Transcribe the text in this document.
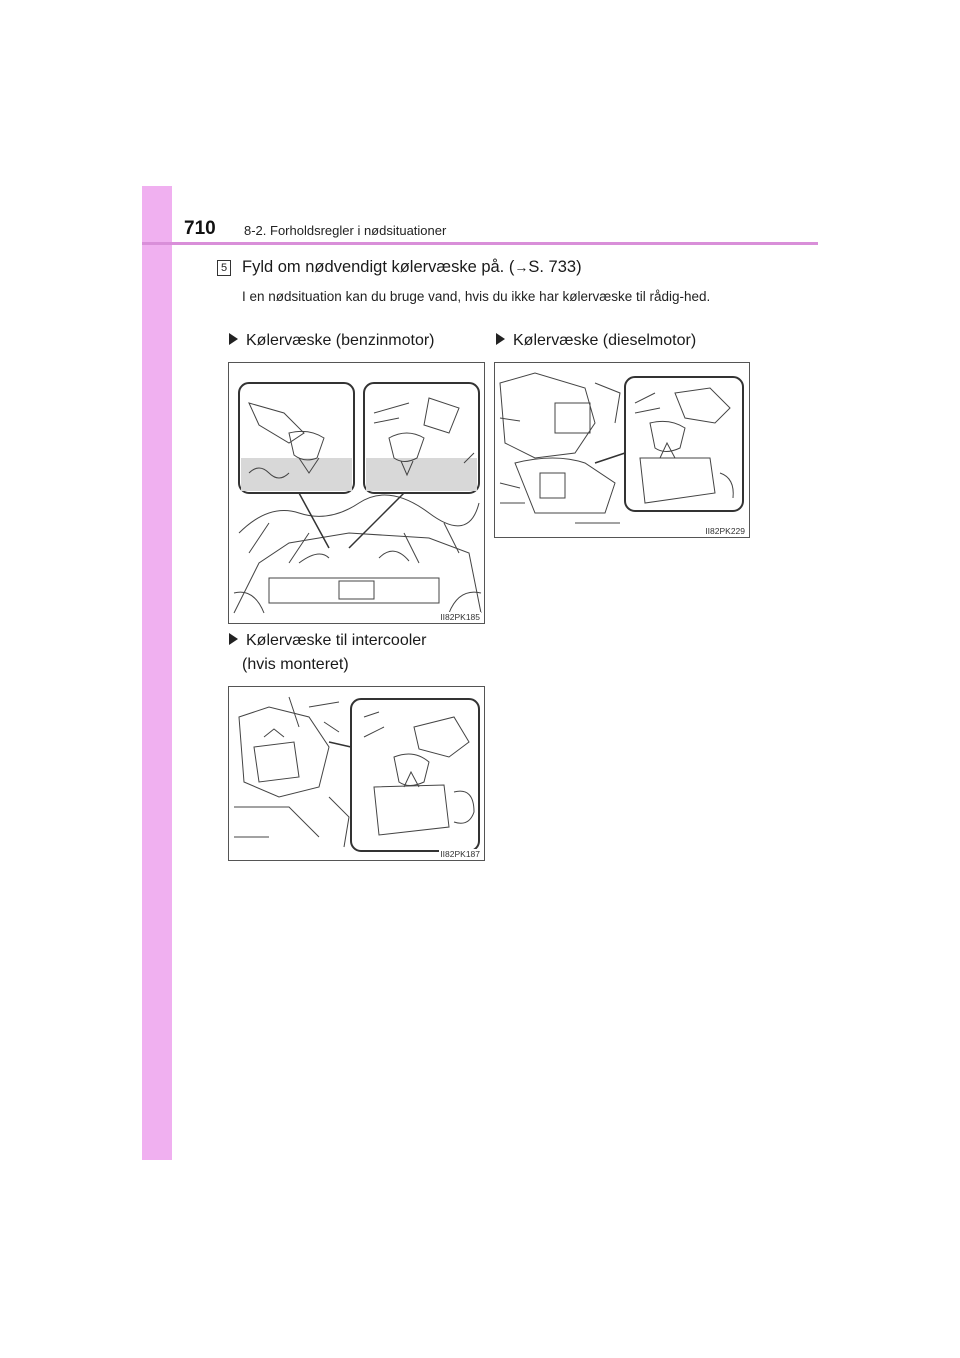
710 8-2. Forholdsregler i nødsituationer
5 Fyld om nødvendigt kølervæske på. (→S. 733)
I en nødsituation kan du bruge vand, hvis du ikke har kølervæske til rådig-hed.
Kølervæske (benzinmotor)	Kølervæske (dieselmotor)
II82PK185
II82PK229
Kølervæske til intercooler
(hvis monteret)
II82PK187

Goal: Without the pictures, extract every entry verbatim.

Complete answer:
Transcribe the text in this document.
710 8-2. Forholdsregler i nødsituationer
5 Fyld om nødvendigt kølervæske på. (→S. 733)
I en nødsituation kan du bruge vand, hvis du ikke har kølervæske til rådig-hed.
Kølervæske (benzinmotor)	Kølervæske (dieselmotor)
II82PK185
II82PK229
Kølervæske til intercooler
(hvis monteret)
II82PK187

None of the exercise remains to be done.